** start **

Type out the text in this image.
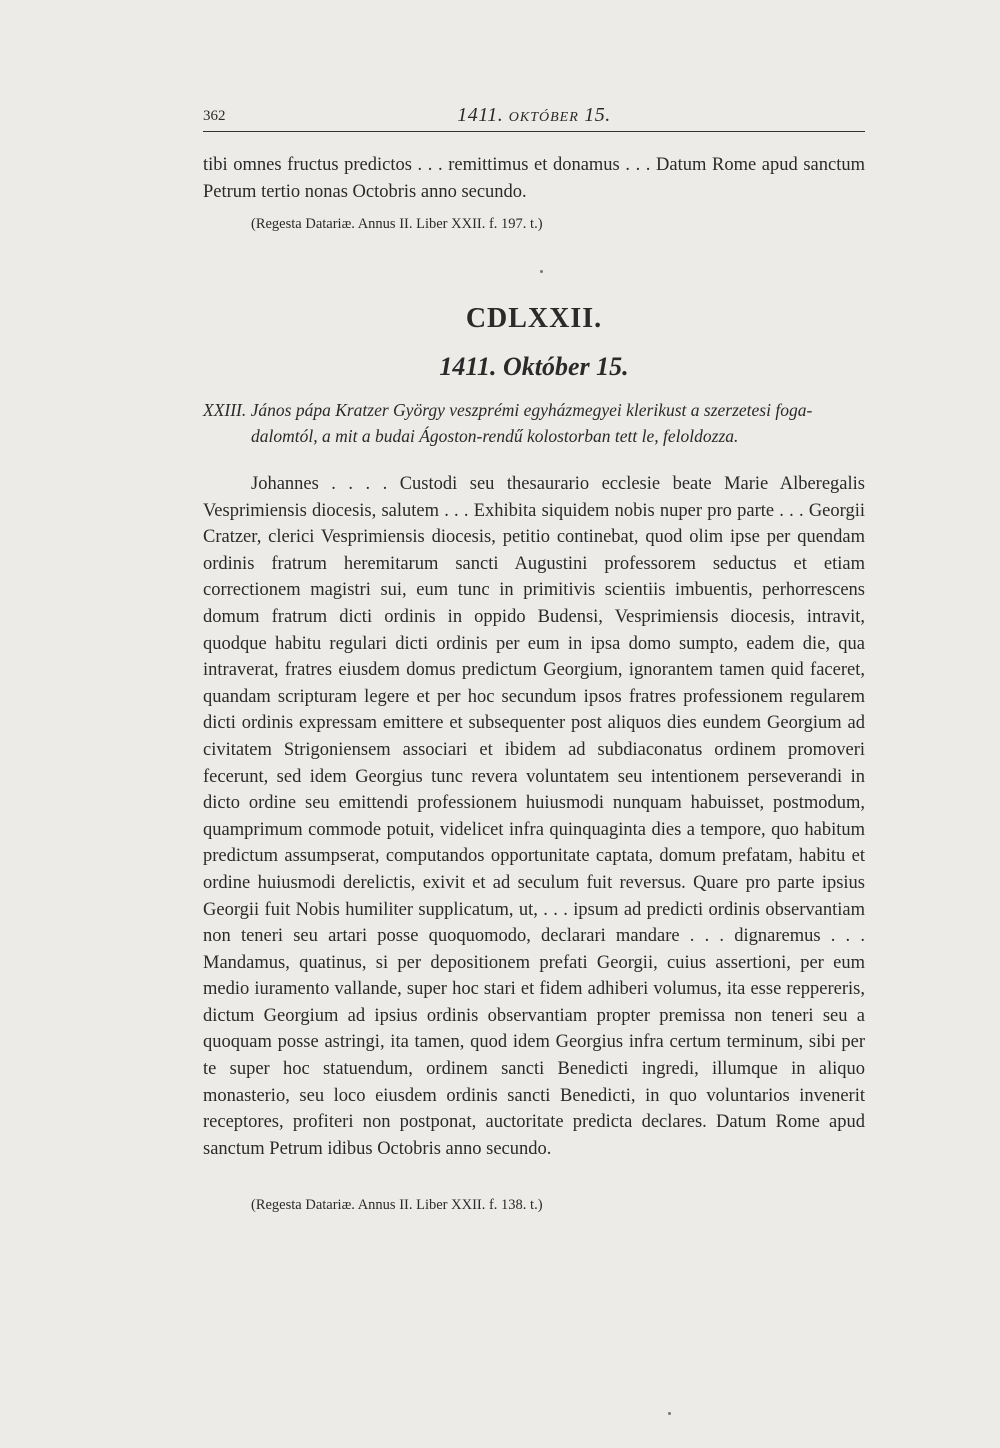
362	1411. OKTÓBER 15.

tibi omnes fructus predictos . . . remittimus et donamus . . . Datum Rome apud sanctum Petrum tertio nonas Octobris anno secundo.

(Regesta Datariæ. Annus II. Liber XXII. f. 197. t.)

CDLXXII.
1411. Október 15.

XXIII. János pápa Kratzer György veszprémi egyházmegyei klerikust a szerzetesi foga-
dalomtól, a mit a budai Ágoston-rendű kolostorban tett le, feloldozza.

Johannes . . . . Custodi seu thesaurario ecclesie beate Marie Alberegalis Vesprimiensis diocesis, salutem . . . Exhibita siquidem nobis nuper pro parte . . . Georgii Cratzer, clerici Vesprimiensis diocesis, petitio continebat, quod olim ipse per quendam ordinis fratrum heremitarum sancti Augustini professorem seductus et etiam correctionem magistri sui, eum tunc in primitivis scientiis imbuentis, perhorrescens domum fratrum dicti ordinis in oppido Budensi, Vesprimiensis diocesis, intravit, quodque habitu regulari dicti ordinis per eum in ipsa domo sumpto, eadem die, qua intraverat, fratres eiusdem domus predictum Georgium, ignorantem tamen quid faceret, quandam scripturam legere et per hoc secundum ipsos fratres professionem regularem dicti ordinis expressam emittere et subsequenter post aliquos dies eundem Georgium ad civitatem Strigoniensem associari et ibidem ad subdiaconatus ordinem promoveri fecerunt, sed idem Georgius tunc revera voluntatem seu intentionem perseverandi in dicto ordine seu emittendi professionem huiusmodi nunquam habuisset, postmodum, quamprimum commode potuit, videlicet infra quinquaginta dies a tempore, quo habitum predictum assumpserat, computandos opportunitate captata, domum prefatam, habitu et ordine huiusmodi derelictis, exivit et ad seculum fuit reversus. Quare pro parte ipsius Georgii fuit Nobis humiliter supplicatum, ut, . . . ipsum ad predicti ordinis observantiam non teneri seu artari posse quoquomodo, declarari mandare . . . dignaremus . . . Mandamus, quatinus, si per depositionem prefati Georgii, cuius assertioni, per eum medio iuramento vallande, super hoc stari et fidem adhiberi volumus, ita esse reppereris, dictum Georgium ad ipsius ordinis observantiam propter premissa non teneri seu a quoquam posse astringi, ita tamen, quod idem Georgius infra certum terminum, sibi per te super hoc statuendum, ordinem sancti Benedicti ingredi, illumque in aliquo monasterio, seu loco eiusdem ordinis sancti Benedicti, in quo voluntarios invenerit receptores, profiteri non postponat, auctoritate predicta declares. Datum Rome apud sanctum Petrum idibus Octobris anno secundo.

(Regesta Datariæ. Annus II. Liber XXII. f. 138. t.)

** end **

## Aim
Find and copy each line above that includes the string "Annus".

## Expected output
(Regesta Datariæ. Annus II. Liber XXII. f. 197. t.)
(Regesta Datariæ. Annus II. Liber XXII. f. 138. t.)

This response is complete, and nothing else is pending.